_EXERCISE DESCRIPTION_: Retype all of the listing exactly, passing over any picture you find.

Figure contents as structured data
/---
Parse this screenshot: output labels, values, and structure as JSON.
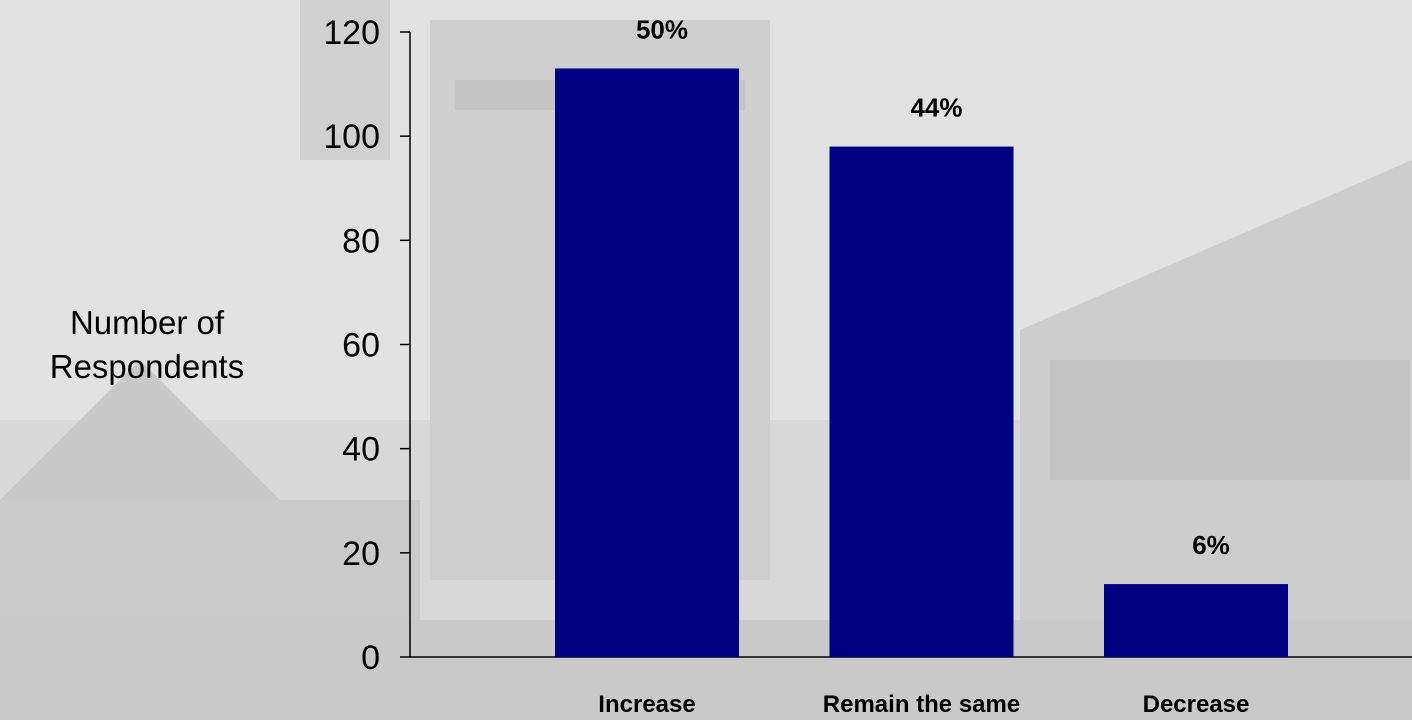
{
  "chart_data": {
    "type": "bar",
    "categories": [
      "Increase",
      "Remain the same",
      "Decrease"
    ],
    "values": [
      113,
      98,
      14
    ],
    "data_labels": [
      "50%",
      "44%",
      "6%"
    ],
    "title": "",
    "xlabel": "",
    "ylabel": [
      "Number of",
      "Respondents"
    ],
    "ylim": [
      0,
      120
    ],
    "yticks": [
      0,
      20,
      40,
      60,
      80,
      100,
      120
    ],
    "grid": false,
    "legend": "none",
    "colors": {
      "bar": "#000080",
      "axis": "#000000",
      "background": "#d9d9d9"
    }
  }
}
\---
_SOLUTION_:
Parse this screenshot: output labels, values, and structure as JSON.
{
  "chart_data": {
    "type": "bar",
    "categories": [
      "Increase",
      "Remain the same",
      "Decrease"
    ],
    "values": [
      113,
      98,
      14
    ],
    "data_labels": [
      "50%",
      "44%",
      "6%"
    ],
    "title": "",
    "xlabel": "",
    "ylabel": [
      "Number of",
      "Respondents"
    ],
    "ylim": [
      0,
      120
    ],
    "yticks": [
      0,
      20,
      40,
      60,
      80,
      100,
      120
    ],
    "grid": false,
    "legend": "none",
    "colors": {
      "bar": "#000080",
      "axis": "#000000",
      "background": "#d9d9d9"
    }
  }
}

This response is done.